◆ TASK TO CARRY OUT ◆
Every entry must be repeated exactly. Exclude all pictures.

## begin DATASET RECORDS

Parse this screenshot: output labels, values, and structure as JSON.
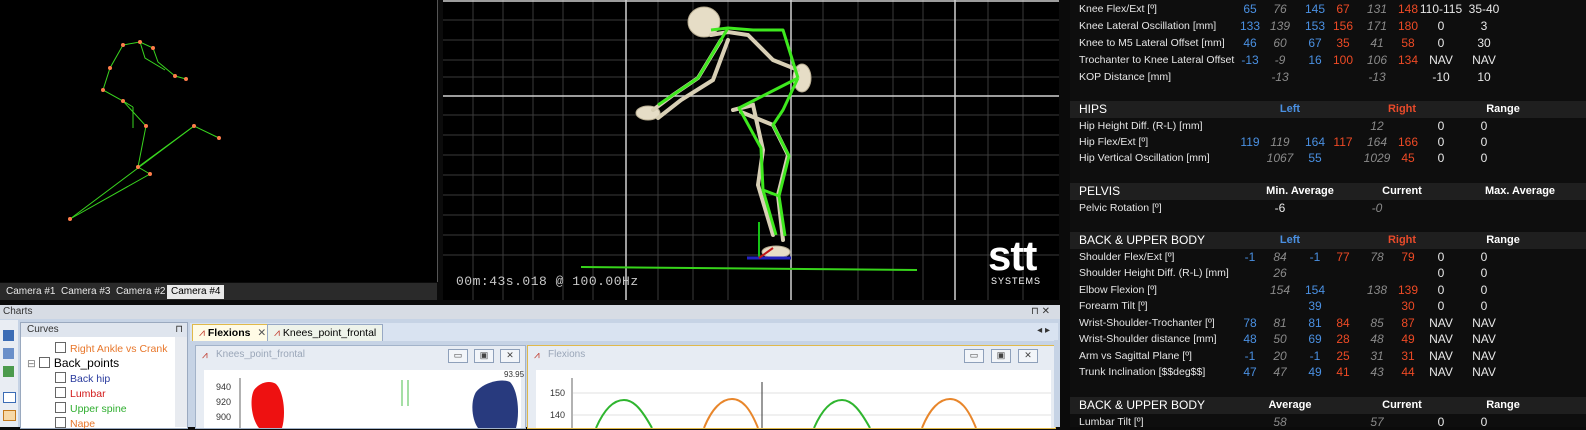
{
  "camera_tabs": [
    "Camera #1",
    "Camera #3",
    "Camera #2",
    "Camera #4"
  ],
  "active_camera": "Camera #4",
  "timecode": "00m:43s.018 @ 100.00Hz",
  "logo": {
    "main": "stt",
    "sub": "SYSTEMS"
  },
  "charts": {
    "panel_title": "Charts",
    "curves_header": "Curves",
    "curve_items": [
      {
        "label": "Right Ankle vs Crank",
        "color": "#e8772b",
        "indent": 1
      },
      {
        "label": "Back_points",
        "color": "#000000",
        "indent": 0,
        "group": true
      },
      {
        "label": "Back hip",
        "color": "#2a3b9e",
        "indent": 1
      },
      {
        "label": "Lumbar",
        "color": "#d21a1a",
        "indent": 1
      },
      {
        "label": "Upper spine",
        "color": "#2fae2f",
        "indent": 1
      },
      {
        "label": "Nape",
        "color": "#e8772b",
        "indent": 1
      }
    ],
    "tabs": [
      "Flexions",
      "Knees_point_frontal"
    ],
    "window_knees": {
      "title": "Knees_point_frontal",
      "y_ticks": [
        "940",
        "920",
        "900"
      ],
      "annotation": "93.95"
    },
    "window_flexions": {
      "title": "Flexions",
      "y_ticks": [
        "150",
        "140"
      ]
    }
  },
  "table": {
    "pre_rows": [
      {
        "label": "Knee Flex/Ext [º]",
        "l1": "65",
        "l2": "76",
        "l3": "145",
        "r1": "67",
        "r2": "131",
        "r3": "148",
        "g1": "110-115",
        "g2": "35-40"
      },
      {
        "label": "Knee Lateral Oscillation [mm]",
        "l1": "133",
        "l2": "139",
        "l3": "153",
        "r1": "156",
        "r2": "171",
        "r3": "180",
        "g1": "0",
        "g2": "3"
      },
      {
        "label": "Knee to M5 Lateral Offset [mm]",
        "l1": "46",
        "l2": "60",
        "l3": "67",
        "r1": "35",
        "r2": "41",
        "r3": "58",
        "g1": "0",
        "g2": "30"
      },
      {
        "label": "Trochanter to Knee Lateral Offset",
        "l1": "-13",
        "l2": "-9",
        "l3": "16",
        "r1": "100",
        "r2": "106",
        "r3": "134",
        "g1": "NAV",
        "g2": "NAV"
      },
      {
        "label": "KOP Distance [mm]",
        "l1": "",
        "l2": "-13",
        "l3": "",
        "r1": "",
        "r2": "-13",
        "r3": "",
        "g1": "-10",
        "g2": "10"
      }
    ],
    "hips": {
      "title": "HIPS",
      "left": "Left",
      "right": "Right",
      "range": "Range",
      "rows": [
        {
          "label": "Hip Height Diff. (R-L) [mm]",
          "l1": "",
          "l2": "",
          "l3": "",
          "r1": "",
          "r2": "12",
          "r3": "",
          "g1": "0",
          "g2": "0"
        },
        {
          "label": "Hip Flex/Ext [º]",
          "l1": "119",
          "l2": "119",
          "l3": "164",
          "r1": "117",
          "r2": "164",
          "r3": "166",
          "g1": "0",
          "g2": "0"
        },
        {
          "label": "Hip Vertical Oscillation [mm]",
          "l1": "",
          "l2": "1067",
          "l3": "55",
          "r1": "",
          "r2": "1029",
          "r3": "45",
          "g1": "0",
          "g2": "0"
        }
      ]
    },
    "pelvis": {
      "title": "PELVIS",
      "c1": "Min. Average",
      "c2": "Current",
      "c3": "Max. Average",
      "rows": [
        {
          "label": "Pelvic Rotation [º]",
          "v1": "-6",
          "v2": "-0",
          "v3": ""
        }
      ]
    },
    "back": {
      "title": "BACK & UPPER BODY",
      "left": "Left",
      "right": "Right",
      "range": "Range",
      "rows": [
        {
          "label": "Shoulder Flex/Ext [º]",
          "l1": "-1",
          "l2": "84",
          "l3": "-1",
          "r1": "77",
          "r2": "78",
          "r3": "79",
          "g1": "0",
          "g2": "0"
        },
        {
          "label": "Shoulder Height Diff. (R-L) [mm]",
          "l1": "",
          "l2": "26",
          "l3": "",
          "r1": "",
          "r2": "",
          "r3": "",
          "g1": "0",
          "g2": "0"
        },
        {
          "label": "Elbow Flexion [º]",
          "l1": "",
          "l2": "154",
          "l3": "154",
          "r1": "",
          "r2": "138",
          "r3": "139",
          "g1": "0",
          "g2": "0"
        },
        {
          "label": "Forearm Tilt [º]",
          "l1": "",
          "l2": "",
          "l3": "39",
          "r1": "",
          "r2": "",
          "r3": "30",
          "g1": "0",
          "g2": "0"
        },
        {
          "label": "Wrist-Shoulder-Trochanter [º]",
          "l1": "78",
          "l2": "81",
          "l3": "81",
          "r1": "84",
          "r2": "85",
          "r3": "87",
          "g1": "NAV",
          "g2": "NAV"
        },
        {
          "label": "Wrist-Shoulder distance [mm]",
          "l1": "48",
          "l2": "50",
          "l3": "69",
          "r1": "28",
          "r2": "48",
          "r3": "49",
          "g1": "NAV",
          "g2": "NAV"
        },
        {
          "label": "Arm vs Sagittal Plane [º]",
          "l1": "-1",
          "l2": "20",
          "l3": "-1",
          "r1": "25",
          "r2": "31",
          "r3": "31",
          "g1": "NAV",
          "g2": "NAV"
        },
        {
          "label": "Trunk Inclination [$$deg$$]",
          "l1": "47",
          "l2": "47",
          "l3": "49",
          "r1": "41",
          "r2": "43",
          "r3": "44",
          "g1": "NAV",
          "g2": "NAV"
        }
      ]
    },
    "back2": {
      "title": "BACK & UPPER BODY",
      "c1": "Average",
      "c2": "Current",
      "c3": "Range",
      "rows": [
        {
          "label": "Lumbar Tilt [º]",
          "v1": "58",
          "v2": "57",
          "g1": "0",
          "g2": "0"
        }
      ]
    }
  }
}
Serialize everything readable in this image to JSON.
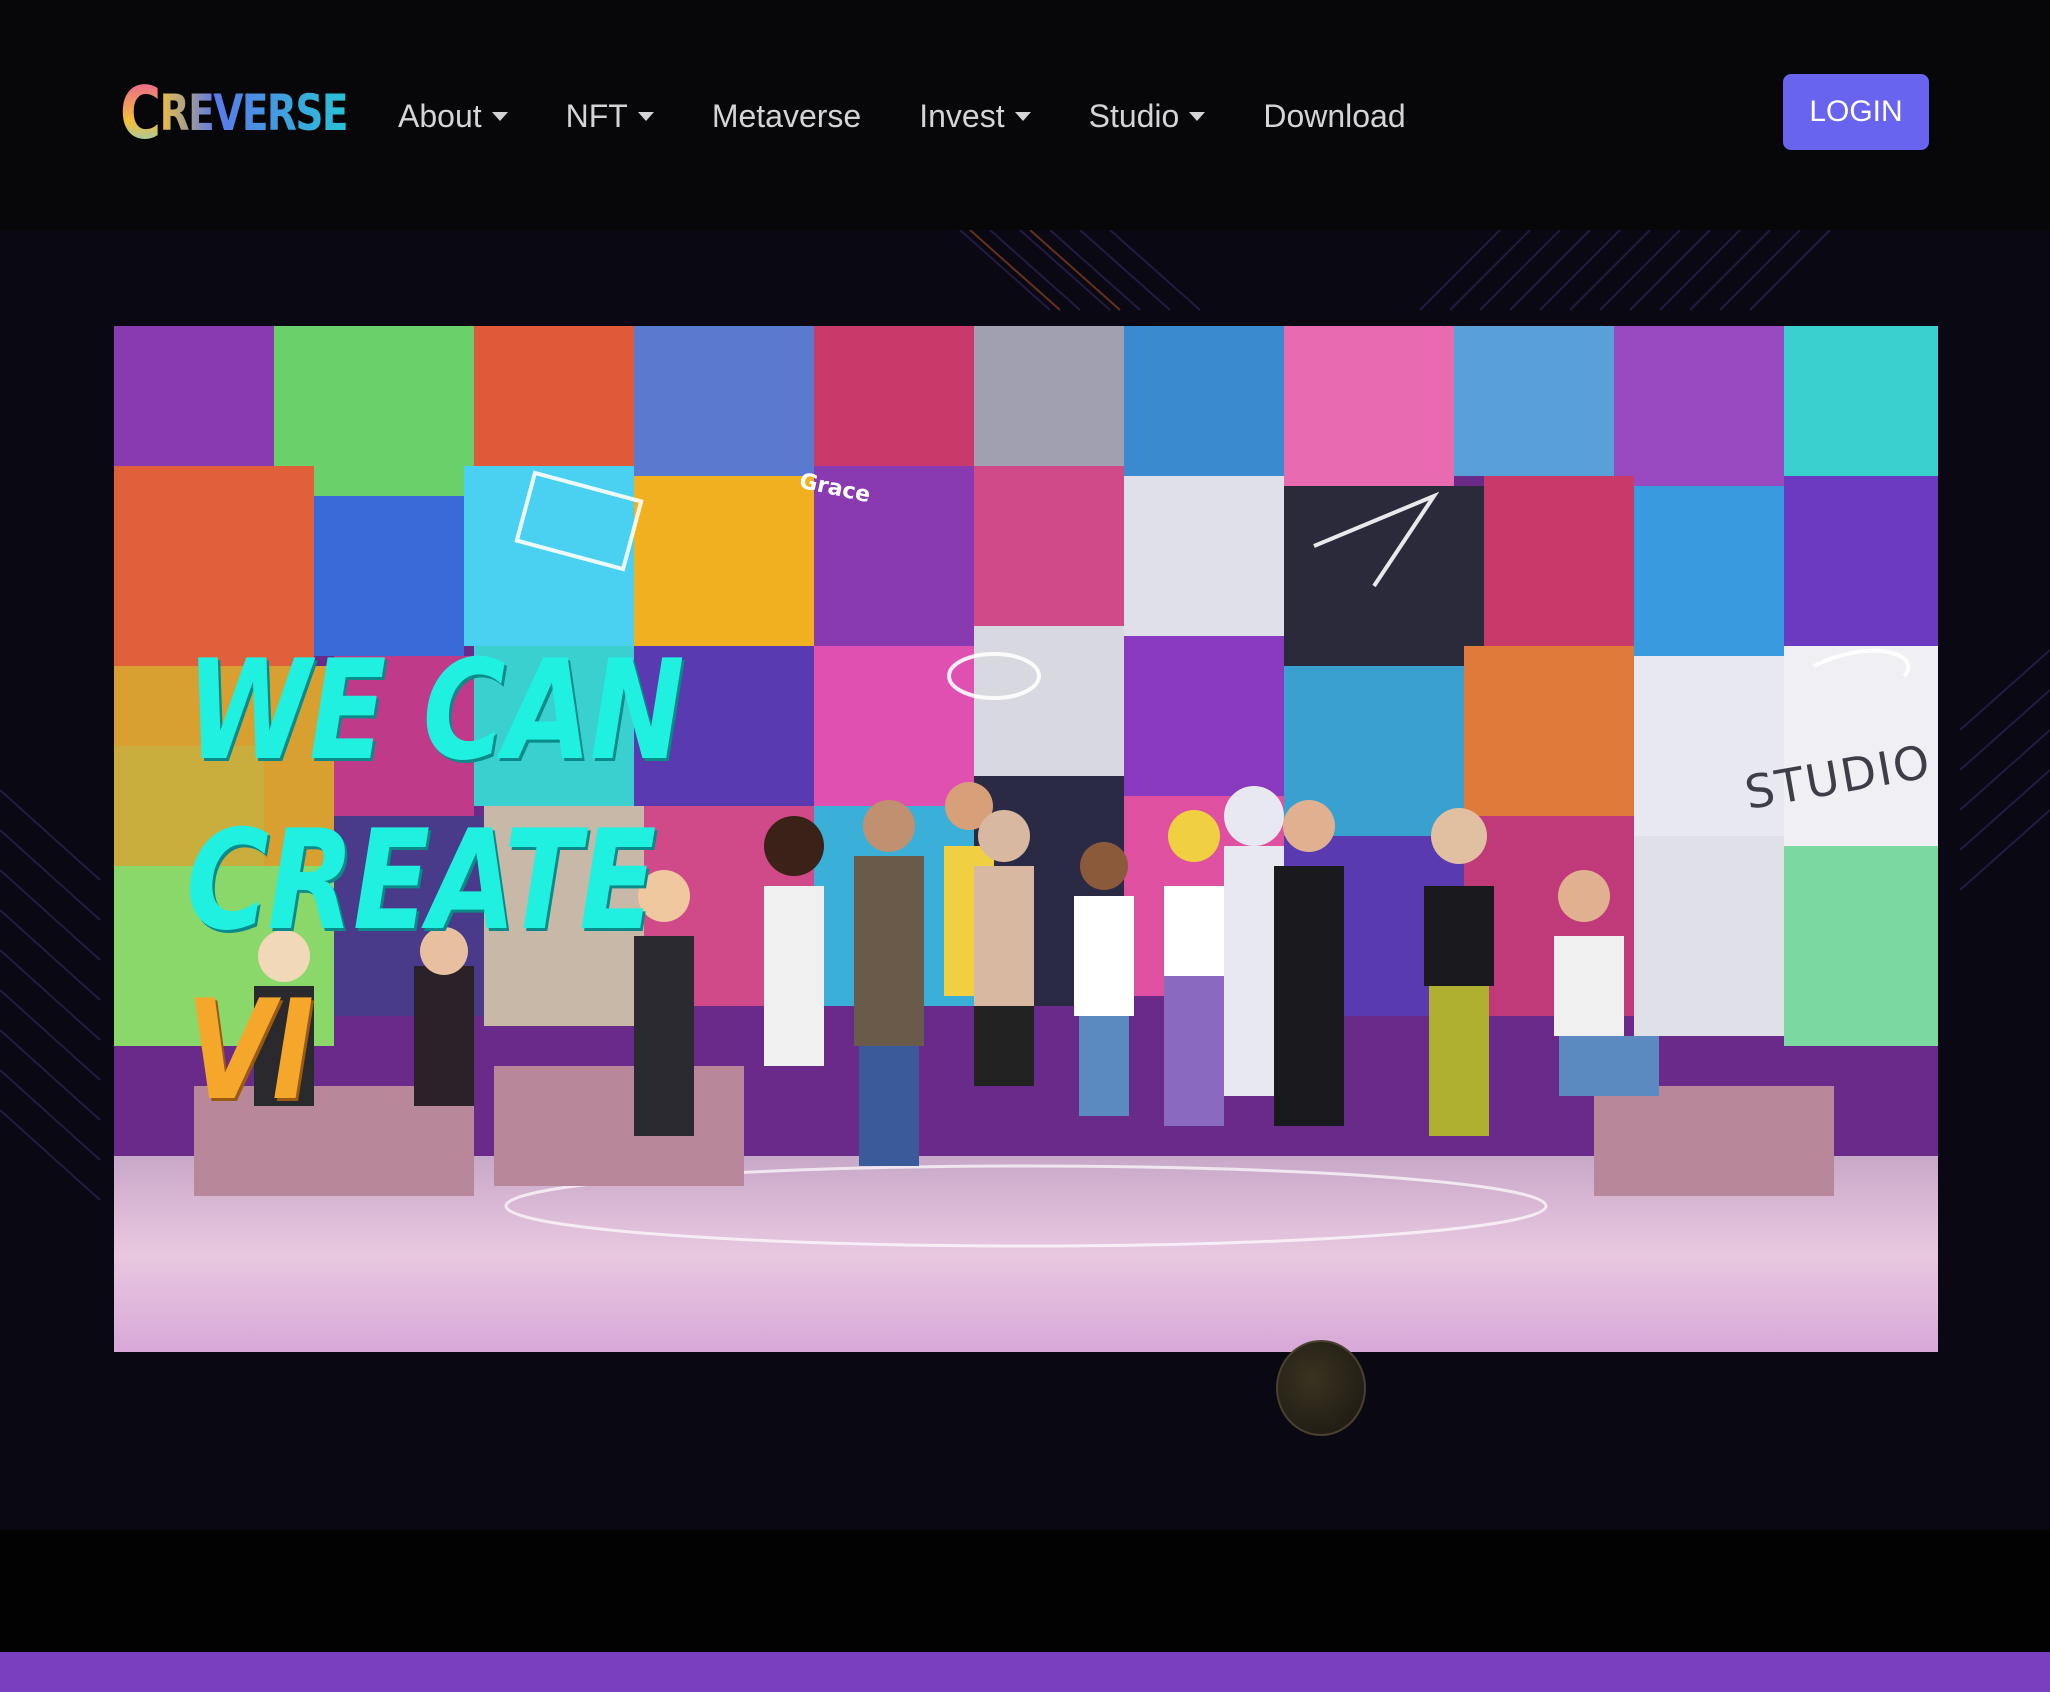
{
  "brand": {
    "logo_first_letter": "C",
    "logo_rest": "REVERSE",
    "colors": {
      "letter_c_gradient": [
        "#e84fa6",
        "#f5c03a"
      ],
      "rest_gradient": [
        "#5a7ae8",
        "#28c2d6"
      ]
    }
  },
  "nav": {
    "items": [
      {
        "label": "About",
        "dropdown": true
      },
      {
        "label": "NFT",
        "dropdown": true
      },
      {
        "label": "Metaverse",
        "dropdown": false
      },
      {
        "label": "Invest",
        "dropdown": true
      },
      {
        "label": "Studio",
        "dropdown": true
      },
      {
        "label": "Download",
        "dropdown": false
      }
    ],
    "login_label": "LOGIN"
  },
  "hero": {
    "video_text_lines": [
      "WE CAN",
      "CREATE",
      "VI"
    ],
    "sign_studio": "STUDIO",
    "sign_grace": "Grace"
  },
  "colors": {
    "background": "#050507",
    "hero_background": "#0a0812",
    "login_button": "#6964f0",
    "title_cyan": "#1ff0e0",
    "title_orange": "#f5a72c",
    "bottom_bar": "#7a3fbf"
  }
}
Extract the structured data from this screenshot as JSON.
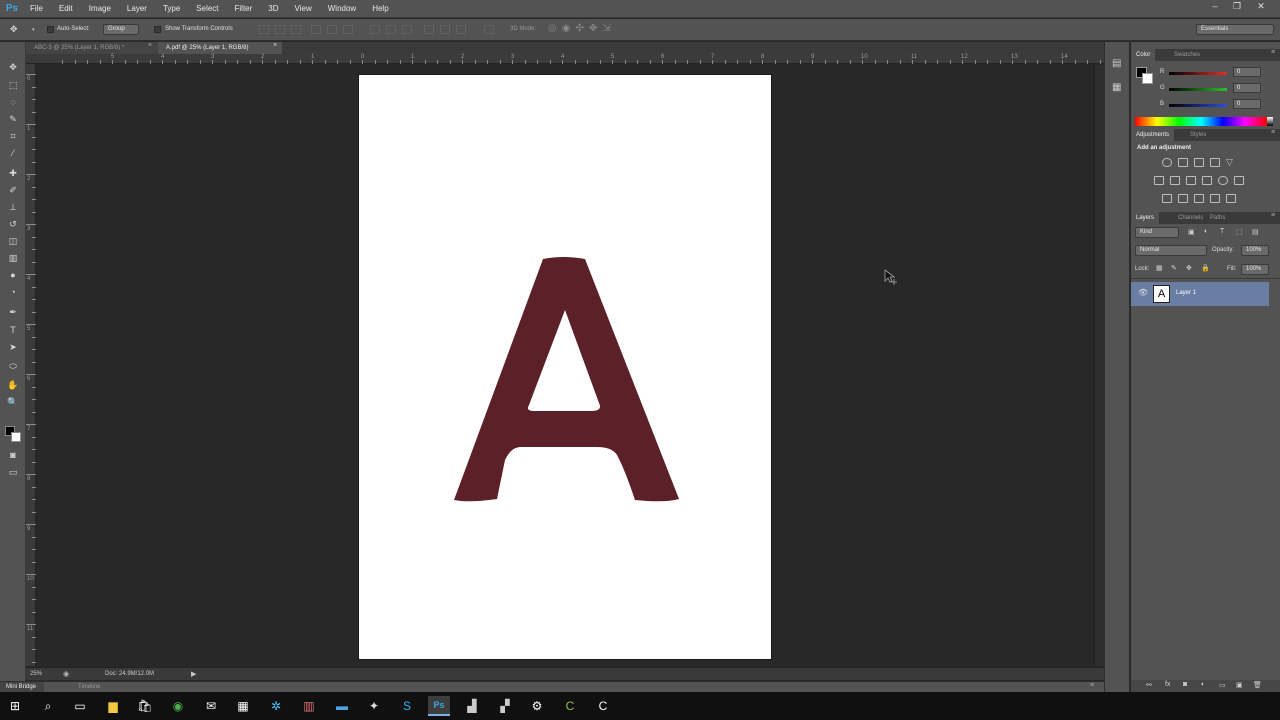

## end DATASET RECORDS

◆ RESPONSE FOR THIS EXERCISE ◆
Parse this screenshot: output labels, values, and structure as JSON.
{
  "camera_tabs": [
    "Camera #1",
    "Camera #3",
    "Camera #2",
    "Camera #4"
  ],
  "active_camera": "Camera #4",
  "timecode": "00m:43s.018 @ 100.00Hz",
  "logo": {
    "main": "stt",
    "sub": "SYSTEMS"
  },
  "charts": {
    "panel_title": "Charts",
    "curves_header": "Curves",
    "curve_items": [
      {
        "label": "Right Ankle vs Crank",
        "color": "#e8772b",
        "indent": 1
      },
      {
        "label": "Back_points",
        "color": "#000000",
        "indent": 0,
        "group": true
      },
      {
        "label": "Back hip",
        "color": "#2a3b9e",
        "indent": 1
      },
      {
        "label": "Lumbar",
        "color": "#d21a1a",
        "indent": 1
      },
      {
        "label": "Upper spine",
        "color": "#2fae2f",
        "indent": 1
      },
      {
        "label": "Nape",
        "color": "#e8772b",
        "indent": 1
      }
    ],
    "tabs": [
      "Flexions",
      "Knees_point_frontal"
    ],
    "window_knees": {
      "title": "Knees_point_frontal",
      "y_ticks": [
        "940",
        "920",
        "900"
      ],
      "annotation": "93.95"
    },
    "window_flexions": {
      "title": "Flexions",
      "y_ticks": [
        "150",
        "140"
      ]
    }
  },
  "table": {
    "pre_rows": [
      {
        "label": "Knee Flex/Ext [º]",
        "l1": "65",
        "l2": "76",
        "l3": "145",
        "r1": "67",
        "r2": "131",
        "r3": "148",
        "g1": "110-115",
        "g2": "35-40"
      },
      {
        "label": "Knee Lateral Oscillation [mm]",
        "l1": "133",
        "l2": "139",
        "l3": "153",
        "r1": "156",
        "r2": "171",
        "r3": "180",
        "g1": "0",
        "g2": "3"
      },
      {
        "label": "Knee to M5 Lateral Offset [mm]",
        "l1": "46",
        "l2": "60",
        "l3": "67",
        "r1": "35",
        "r2": "41",
        "r3": "58",
        "g1": "0",
        "g2": "30"
      },
      {
        "label": "Trochanter to Knee Lateral Offset",
        "l1": "-13",
        "l2": "-9",
        "l3": "16",
        "r1": "100",
        "r2": "106",
        "r3": "134",
        "g1": "NAV",
        "g2": "NAV"
      },
      {
        "label": "KOP Distance [mm]",
        "l1": "",
        "l2": "-13",
        "l3": "",
        "r1": "",
        "r2": "-13",
        "r3": "",
        "g1": "-10",
        "g2": "10"
      }
    ],
    "hips": {
      "title": "HIPS",
      "left": "Left",
      "right": "Right",
      "range": "Range",
      "rows": [
        {
          "label": "Hip Height Diff. (R-L) [mm]",
          "l1": "",
          "l2": "",
          "l3": "",
          "r1": "",
          "r2": "12",
          "r3": "",
          "g1": "0",
          "g2": "0"
        },
        {
          "label": "Hip Flex/Ext [º]",
          "l1": "119",
          "l2": "119",
          "l3": "164",
          "r1": "117",
          "r2": "164",
          "r3": "166",
          "g1": "0",
          "g2": "0"
        },
        {
          "label": "Hip Vertical Oscillation [mm]",
          "l1": "",
          "l2": "1067",
          "l3": "55",
          "r1": "",
          "r2": "1029",
          "r3": "45",
          "g1": "0",
          "g2": "0"
        }
      ]
    },
    "pelvis": {
      "title": "PELVIS",
      "c1": "Min. Average",
      "c2": "Current",
      "c3": "Max. Average",
      "rows": [
        {
          "label": "Pelvic Rotation [º]",
          "v1": "-6",
          "v2": "-0",
          "v3": ""
        }
      ]
    },
    "back": {
      "title": "BACK & UPPER BODY",
      "left": "Left",
      "right": "Right",
      "range": "Range",
      "rows": [
        {
          "label": "Shoulder Flex/Ext [º]",
          "l1": "-1",
          "l2": "84",
          "l3": "-1",
          "r1": "77",
          "r2": "78",
          "r3": "79",
          "g1": "0",
          "g2": "0"
        },
        {
          "label": "Shoulder Height Diff. (R-L) [mm]",
          "l1": "",
          "l2": "26",
          "l3": "",
          "r1": "",
          "r2": "",
          "r3": "",
          "g1": "0",
          "g2": "0"
        },
        {
          "label": "Elbow Flexion [º]",
          "l1": "",
          "l2": "154",
          "l3": "154",
          "r1": "",
          "r2": "138",
          "r3": "139",
          "g1": "0",
          "g2": "0"
        },
        {
          "label": "Forearm Tilt [º]",
          "l1": "",
          "l2": "",
          "l3": "39",
          "r1": "",
          "r2": "",
          "r3": "30",
          "g1": "0",
          "g2": "0"
        },
        {
          "label": "Wrist-Shoulder-Trochanter [º]",
          "l1": "78",
          "l2": "81",
          "l3": "81",
          "r1": "84",
          "r2": "85",
          "r3": "87",
          "g1": "NAV",
          "g2": "NAV"
        },
        {
          "label": "Wrist-Shoulder distance [mm]",
          "l1": "48",
          "l2": "50",
          "l3": "69",
          "r1": "28",
          "r2": "48",
          "r3": "49",
          "g1": "NAV",
          "g2": "NAV"
        },
        {
          "label": "Arm vs Sagittal Plane [º]",
          "l1": "-1",
          "l2": "20",
          "l3": "-1",
          "r1": "25",
          "r2": "31",
          "r3": "31",
          "g1": "NAV",
          "g2": "NAV"
        },
        {
          "label": "Trunk Inclination [$$deg$$]",
          "l1": "47",
          "l2": "47",
          "l3": "49",
          "r1": "41",
          "r2": "43",
          "r3": "44",
          "g1": "NAV",
          "g2": "NAV"
        }
      ]
    },
    "back2": {
      "title": "BACK & UPPER BODY",
      "c1": "Average",
      "c2": "Current",
      "c3": "Range",
      "rows": [
        {
          "label": "Lumbar Tilt [º]",
          "v1": "58",
          "v2": "57",
          "g1": "0",
          "g2": "0"
        }
      ]
    }
  }
}
Serialize everything readable in this image to JSON.
{
  "brand": {
    "logo_first_letter": "C",
    "logo_rest": "REVERSE",
    "colors": {
      "letter_c_gradient": [
        "#e84fa6",
        "#f5c03a"
      ],
      "rest_gradient": [
        "#5a7ae8",
        "#28c2d6"
      ]
    }
  },
  "nav": {
    "items": [
      {
        "label": "About",
        "dropdown": true
      },
      {
        "label": "NFT",
        "dropdown": true
      },
      {
        "label": "Metaverse",
        "dropdown": false
      },
      {
        "label": "Invest",
        "dropdown": true
      },
      {
        "label": "Studio",
        "dropdown": true
      },
      {
        "label": "Download",
        "dropdown": false
      }
    ],
    "login_label": "LOGIN"
  },
  "hero": {
    "video_text_lines": [
      "WE CAN",
      "CREATE",
      "VI"
    ],
    "sign_studio": "STUDIO",
    "sign_grace": "Grace"
  },
  "colors": {
    "background": "#050507",
    "hero_background": "#0a0812",
    "login_button": "#6964f0",
    "title_cyan": "#1ff0e0",
    "title_orange": "#f5a72c",
    "bottom_bar": "#7a3fbf"
  }
}
Extract the structured data from this screenshot as JSON.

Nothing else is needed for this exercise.